PROBLEM STATEMENT
In the entries below, find every line holding the string "metric" and collect it.

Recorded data
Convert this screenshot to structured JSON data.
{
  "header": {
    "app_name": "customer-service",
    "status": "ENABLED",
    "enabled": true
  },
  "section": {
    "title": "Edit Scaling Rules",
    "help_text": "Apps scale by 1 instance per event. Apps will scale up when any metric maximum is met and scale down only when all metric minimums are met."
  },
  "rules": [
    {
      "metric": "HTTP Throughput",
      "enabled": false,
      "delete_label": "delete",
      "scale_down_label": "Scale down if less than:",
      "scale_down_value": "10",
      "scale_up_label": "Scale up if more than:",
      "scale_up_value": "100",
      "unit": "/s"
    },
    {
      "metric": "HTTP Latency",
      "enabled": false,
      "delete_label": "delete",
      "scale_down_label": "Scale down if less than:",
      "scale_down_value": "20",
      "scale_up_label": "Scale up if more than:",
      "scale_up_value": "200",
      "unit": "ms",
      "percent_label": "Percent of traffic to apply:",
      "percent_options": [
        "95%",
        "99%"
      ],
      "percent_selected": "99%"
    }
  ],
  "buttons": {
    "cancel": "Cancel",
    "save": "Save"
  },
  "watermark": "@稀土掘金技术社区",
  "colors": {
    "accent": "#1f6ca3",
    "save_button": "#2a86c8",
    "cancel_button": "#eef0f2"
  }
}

---

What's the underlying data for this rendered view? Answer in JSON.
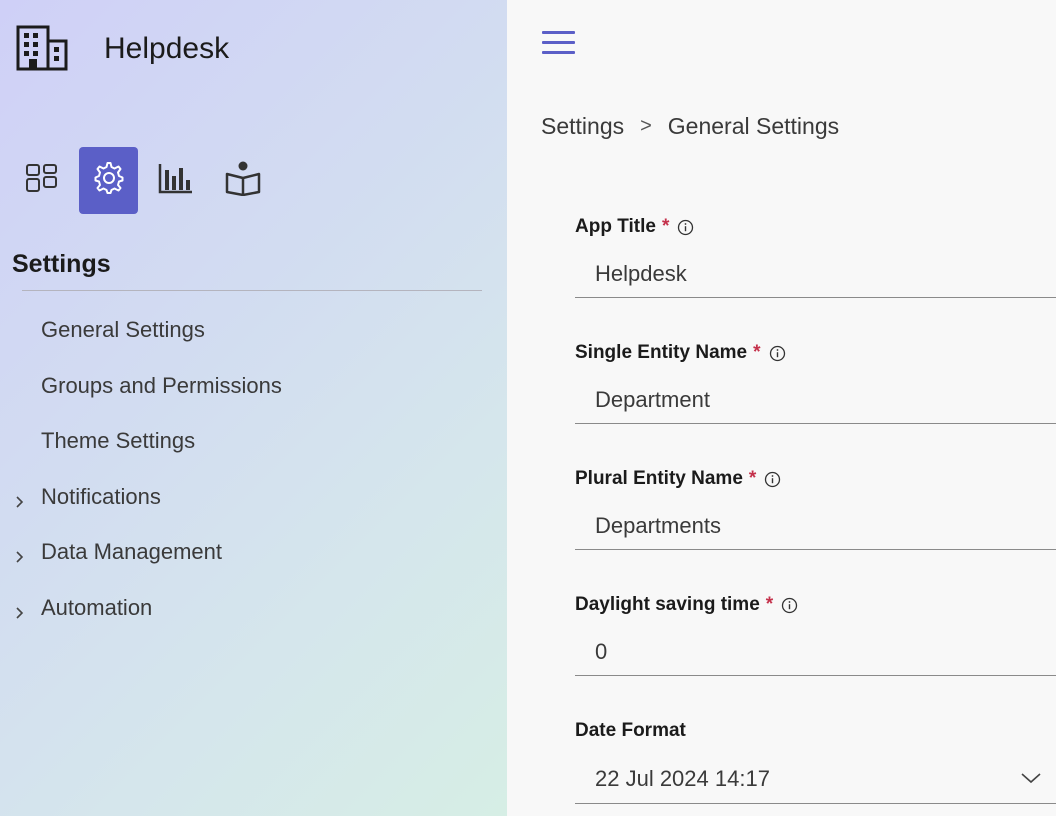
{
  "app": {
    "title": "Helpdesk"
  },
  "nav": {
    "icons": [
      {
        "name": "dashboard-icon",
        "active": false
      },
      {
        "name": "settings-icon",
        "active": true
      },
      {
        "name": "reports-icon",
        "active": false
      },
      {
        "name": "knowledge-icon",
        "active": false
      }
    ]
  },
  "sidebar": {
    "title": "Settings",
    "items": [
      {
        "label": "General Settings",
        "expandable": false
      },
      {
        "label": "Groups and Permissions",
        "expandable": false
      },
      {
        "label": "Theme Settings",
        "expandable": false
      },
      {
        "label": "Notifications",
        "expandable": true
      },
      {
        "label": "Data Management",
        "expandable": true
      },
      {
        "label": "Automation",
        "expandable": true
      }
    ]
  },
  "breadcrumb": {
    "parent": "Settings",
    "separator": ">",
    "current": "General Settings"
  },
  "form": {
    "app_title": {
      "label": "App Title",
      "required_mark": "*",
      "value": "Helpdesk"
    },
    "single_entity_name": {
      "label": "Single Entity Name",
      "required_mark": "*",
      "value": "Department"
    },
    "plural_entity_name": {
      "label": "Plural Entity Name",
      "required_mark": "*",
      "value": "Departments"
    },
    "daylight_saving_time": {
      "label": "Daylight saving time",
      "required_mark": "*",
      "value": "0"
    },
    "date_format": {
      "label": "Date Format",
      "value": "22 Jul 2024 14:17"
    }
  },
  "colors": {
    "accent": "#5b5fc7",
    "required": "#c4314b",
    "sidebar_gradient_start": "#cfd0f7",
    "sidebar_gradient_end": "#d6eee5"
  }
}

==

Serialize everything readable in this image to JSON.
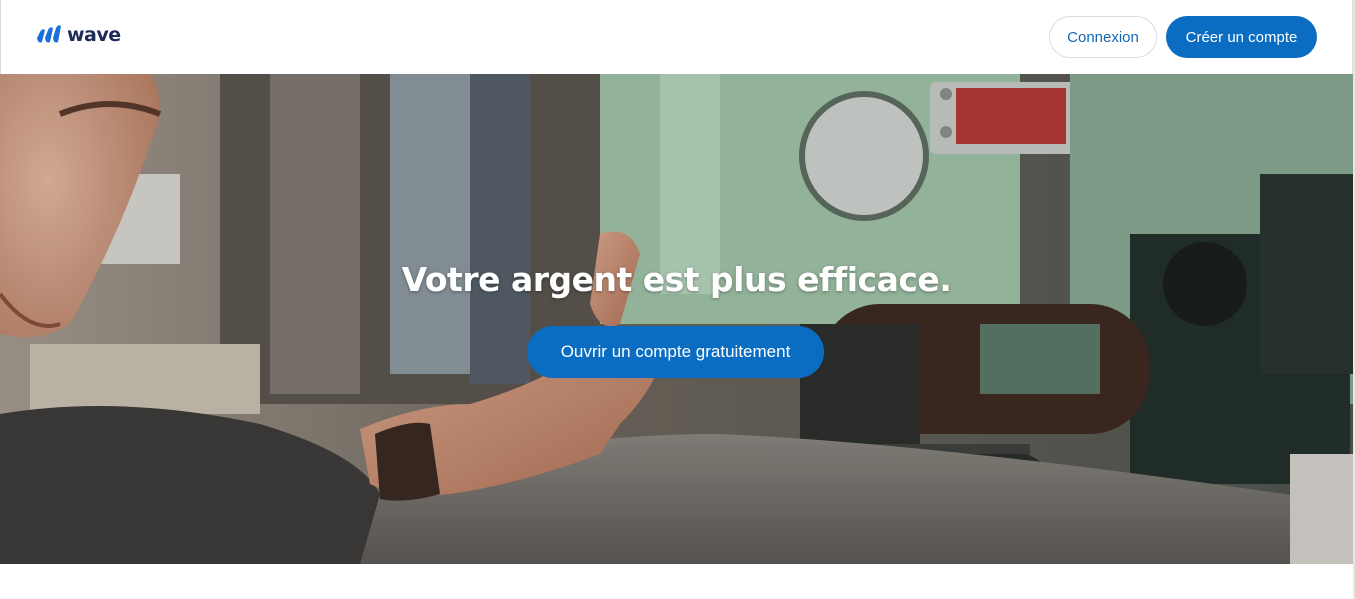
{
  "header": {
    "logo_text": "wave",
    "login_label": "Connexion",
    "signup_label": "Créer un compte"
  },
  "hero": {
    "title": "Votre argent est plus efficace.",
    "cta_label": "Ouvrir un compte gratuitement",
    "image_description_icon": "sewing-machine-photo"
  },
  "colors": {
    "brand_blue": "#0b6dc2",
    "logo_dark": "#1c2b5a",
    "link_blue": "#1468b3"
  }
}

ANSWER TO THE EXERCISE
    "help_text": "Apps scale by 1 instance per event. Apps will scale up when any metric maximum is met and scale down only when all metric minimums are met."
      "metric": "HTTP Throughput",
      "metric": "HTTP Latency",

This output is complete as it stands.